---------- INFORMATION SUPPLIED ----------

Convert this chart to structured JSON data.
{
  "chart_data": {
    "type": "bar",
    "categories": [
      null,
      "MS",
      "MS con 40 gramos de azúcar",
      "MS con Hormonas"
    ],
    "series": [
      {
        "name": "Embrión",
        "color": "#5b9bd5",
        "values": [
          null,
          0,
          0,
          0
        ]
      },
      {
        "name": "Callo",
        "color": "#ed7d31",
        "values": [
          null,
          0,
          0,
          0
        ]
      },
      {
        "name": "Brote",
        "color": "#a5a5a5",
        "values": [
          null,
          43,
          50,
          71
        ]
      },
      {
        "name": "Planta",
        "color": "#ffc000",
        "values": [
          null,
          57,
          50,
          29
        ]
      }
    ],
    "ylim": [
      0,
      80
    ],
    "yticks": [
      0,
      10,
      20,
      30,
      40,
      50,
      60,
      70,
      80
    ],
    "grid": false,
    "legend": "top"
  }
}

----------
---------- INFORMATION SUPPLIED ----------

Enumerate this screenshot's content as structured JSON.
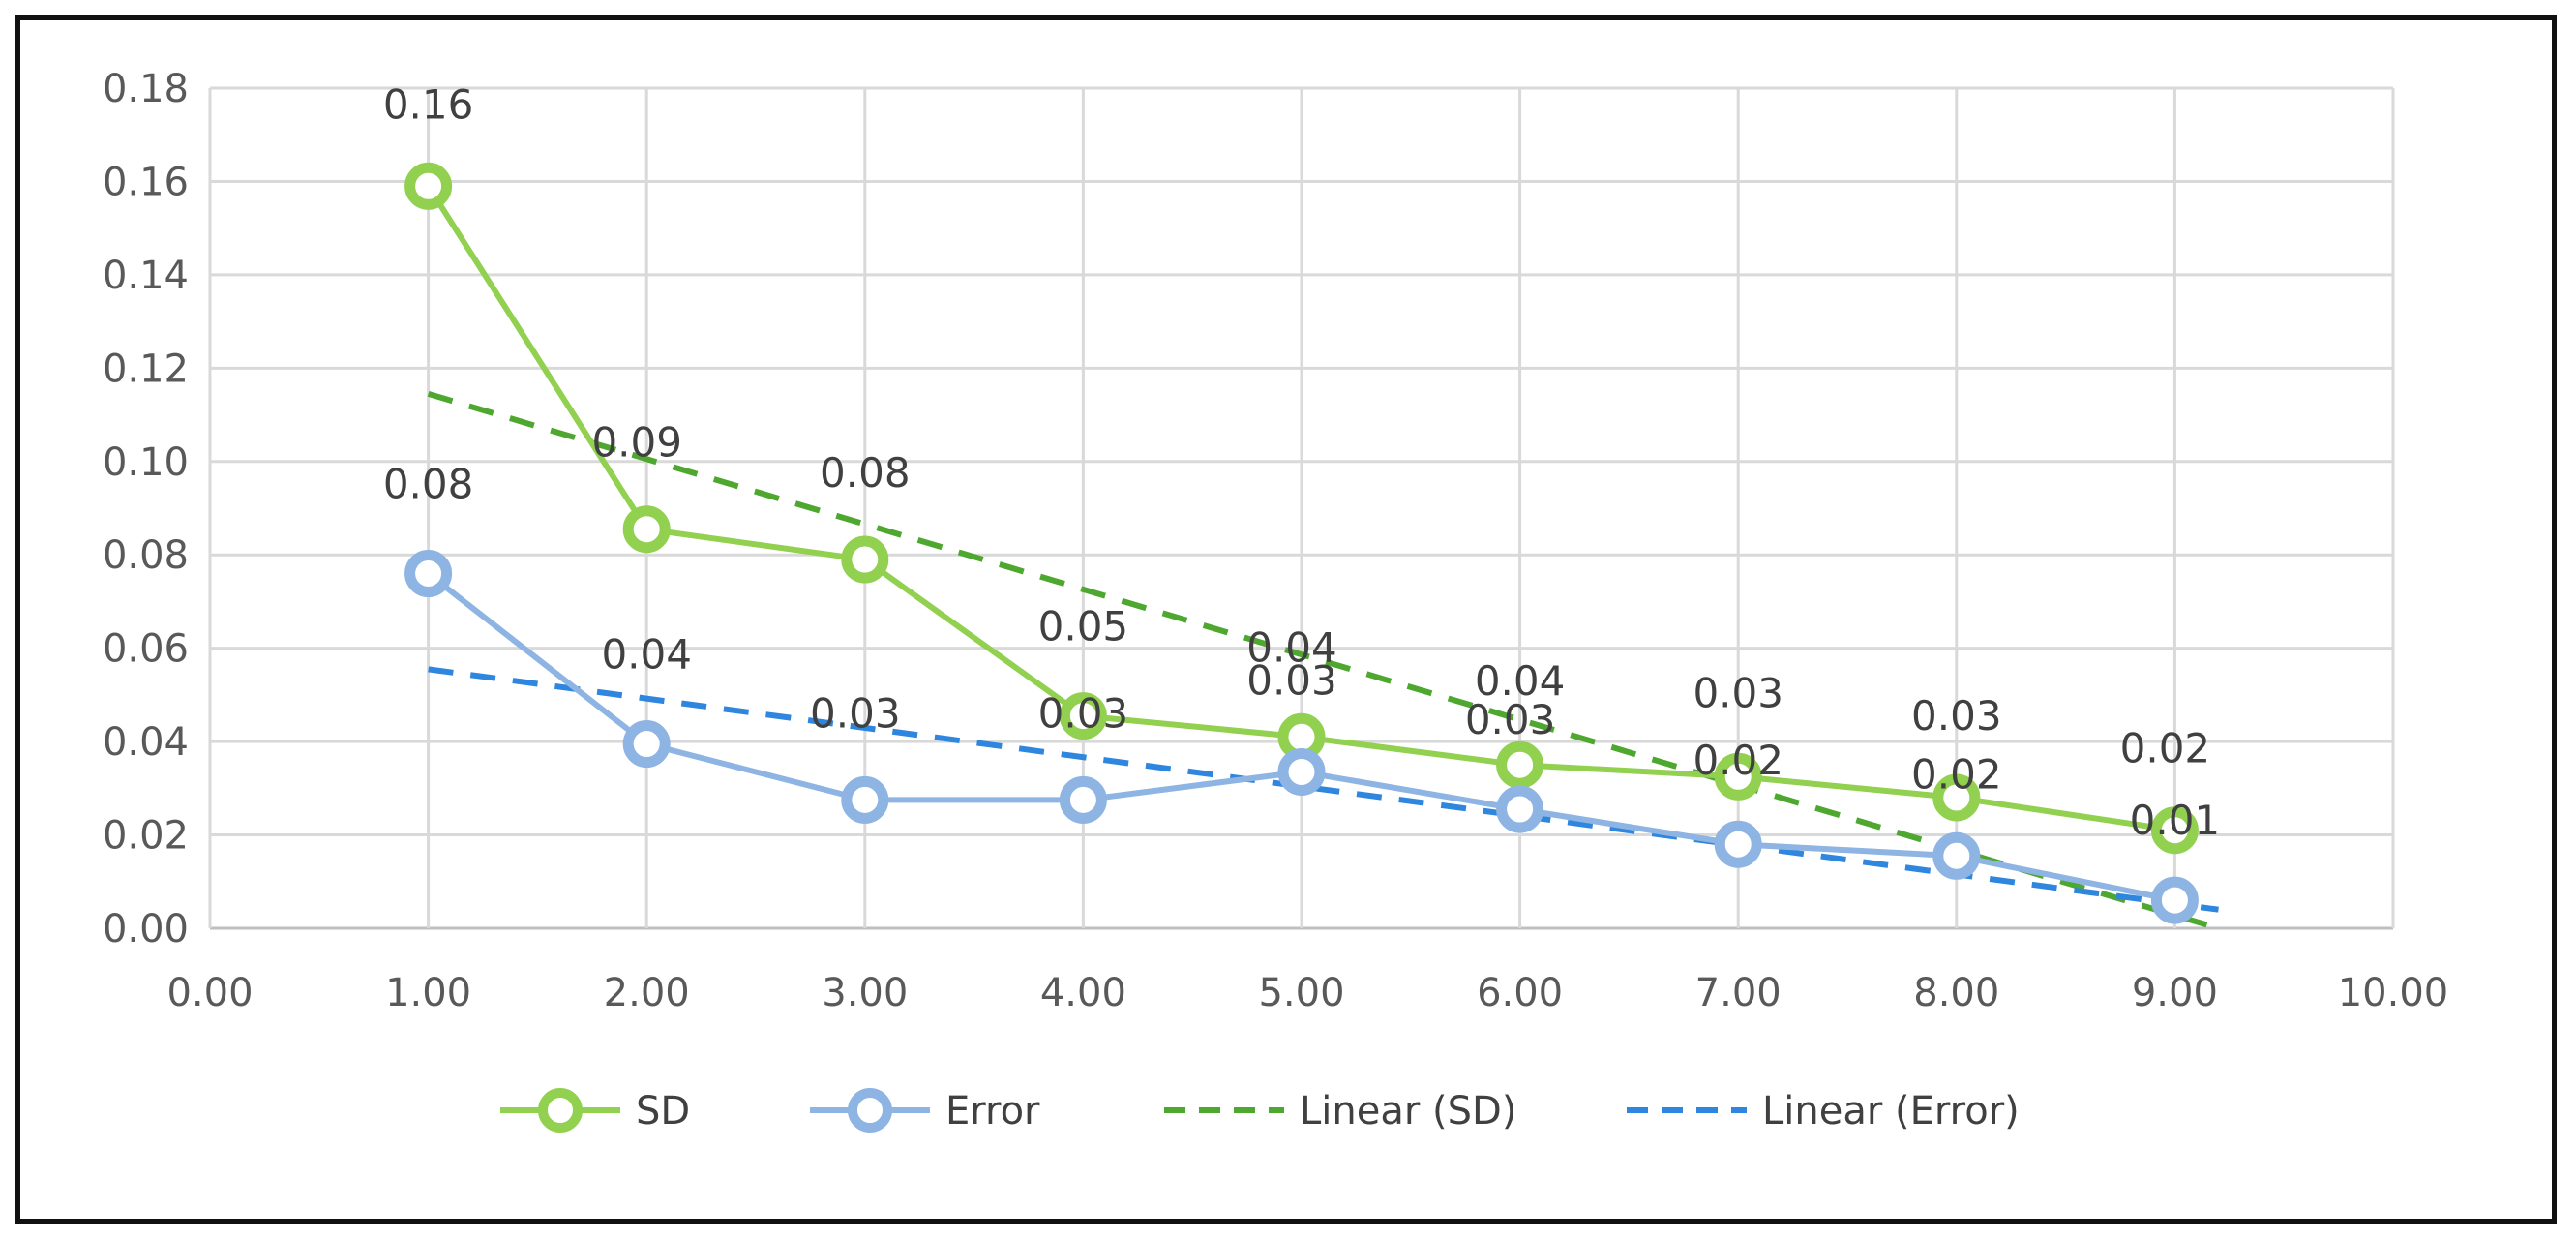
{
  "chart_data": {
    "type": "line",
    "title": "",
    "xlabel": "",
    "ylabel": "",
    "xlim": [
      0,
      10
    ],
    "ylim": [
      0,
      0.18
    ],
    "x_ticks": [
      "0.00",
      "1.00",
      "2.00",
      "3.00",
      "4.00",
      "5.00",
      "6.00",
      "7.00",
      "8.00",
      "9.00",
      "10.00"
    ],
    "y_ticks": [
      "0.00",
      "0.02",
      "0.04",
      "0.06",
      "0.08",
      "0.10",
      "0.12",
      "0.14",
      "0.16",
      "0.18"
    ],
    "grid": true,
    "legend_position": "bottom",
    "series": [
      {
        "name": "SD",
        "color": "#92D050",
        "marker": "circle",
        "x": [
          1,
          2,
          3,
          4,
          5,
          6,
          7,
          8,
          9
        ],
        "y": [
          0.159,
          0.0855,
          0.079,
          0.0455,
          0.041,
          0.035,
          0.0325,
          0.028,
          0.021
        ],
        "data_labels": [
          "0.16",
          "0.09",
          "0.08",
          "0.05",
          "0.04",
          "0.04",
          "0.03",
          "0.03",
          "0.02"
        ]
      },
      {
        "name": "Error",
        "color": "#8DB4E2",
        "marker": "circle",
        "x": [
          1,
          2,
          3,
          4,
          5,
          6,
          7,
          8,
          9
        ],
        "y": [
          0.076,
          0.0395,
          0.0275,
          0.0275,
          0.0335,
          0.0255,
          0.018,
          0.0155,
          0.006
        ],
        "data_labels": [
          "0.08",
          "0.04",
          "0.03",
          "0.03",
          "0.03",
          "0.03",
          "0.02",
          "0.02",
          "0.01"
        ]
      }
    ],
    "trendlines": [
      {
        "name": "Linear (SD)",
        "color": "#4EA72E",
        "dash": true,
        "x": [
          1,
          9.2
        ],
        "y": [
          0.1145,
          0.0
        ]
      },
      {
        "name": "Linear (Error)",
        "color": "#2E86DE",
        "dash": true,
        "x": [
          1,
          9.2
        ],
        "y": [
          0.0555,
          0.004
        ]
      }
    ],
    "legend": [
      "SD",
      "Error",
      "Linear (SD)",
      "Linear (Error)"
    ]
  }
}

----------
---------- INFORMATION SUPPLIED ----------

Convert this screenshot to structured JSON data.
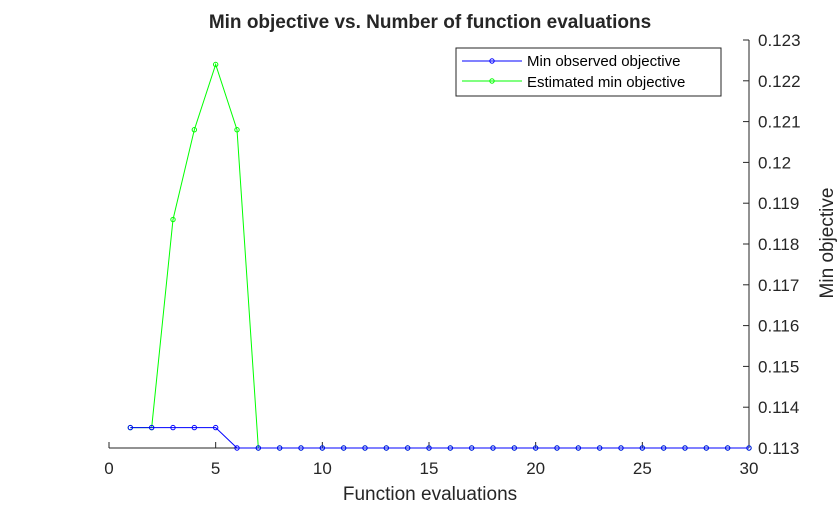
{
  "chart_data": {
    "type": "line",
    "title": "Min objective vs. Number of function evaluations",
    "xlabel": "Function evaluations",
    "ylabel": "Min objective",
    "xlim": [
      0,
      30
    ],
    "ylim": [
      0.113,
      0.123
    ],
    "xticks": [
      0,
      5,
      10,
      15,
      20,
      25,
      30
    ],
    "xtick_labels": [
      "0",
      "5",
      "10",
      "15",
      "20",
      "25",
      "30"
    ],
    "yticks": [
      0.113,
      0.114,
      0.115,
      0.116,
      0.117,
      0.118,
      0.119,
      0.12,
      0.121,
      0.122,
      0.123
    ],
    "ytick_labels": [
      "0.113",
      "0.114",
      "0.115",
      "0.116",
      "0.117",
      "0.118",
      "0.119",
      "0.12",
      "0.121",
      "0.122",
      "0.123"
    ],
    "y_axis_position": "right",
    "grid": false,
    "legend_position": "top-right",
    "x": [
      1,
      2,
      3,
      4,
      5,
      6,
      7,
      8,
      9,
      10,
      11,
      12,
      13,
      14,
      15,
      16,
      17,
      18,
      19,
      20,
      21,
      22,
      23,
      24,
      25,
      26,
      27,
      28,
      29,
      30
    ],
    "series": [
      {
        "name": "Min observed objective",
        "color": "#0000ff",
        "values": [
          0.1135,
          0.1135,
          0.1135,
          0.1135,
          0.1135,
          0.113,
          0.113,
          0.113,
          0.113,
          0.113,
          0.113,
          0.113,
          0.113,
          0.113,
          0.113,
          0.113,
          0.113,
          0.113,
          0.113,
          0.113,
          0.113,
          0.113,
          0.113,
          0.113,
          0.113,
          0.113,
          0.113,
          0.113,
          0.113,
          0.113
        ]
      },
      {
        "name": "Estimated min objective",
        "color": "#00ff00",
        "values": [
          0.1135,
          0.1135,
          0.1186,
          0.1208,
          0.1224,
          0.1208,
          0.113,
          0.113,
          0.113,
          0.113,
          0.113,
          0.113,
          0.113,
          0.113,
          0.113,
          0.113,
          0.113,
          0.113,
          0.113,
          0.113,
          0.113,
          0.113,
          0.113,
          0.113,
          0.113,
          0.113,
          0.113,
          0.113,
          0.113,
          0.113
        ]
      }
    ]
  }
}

----------

_PROBLEM DESCRIPTION_
Reply with nothing but a number: how many lines of the entries above contain the string "xlabel"?

_WRITTEN SOLUTION_
2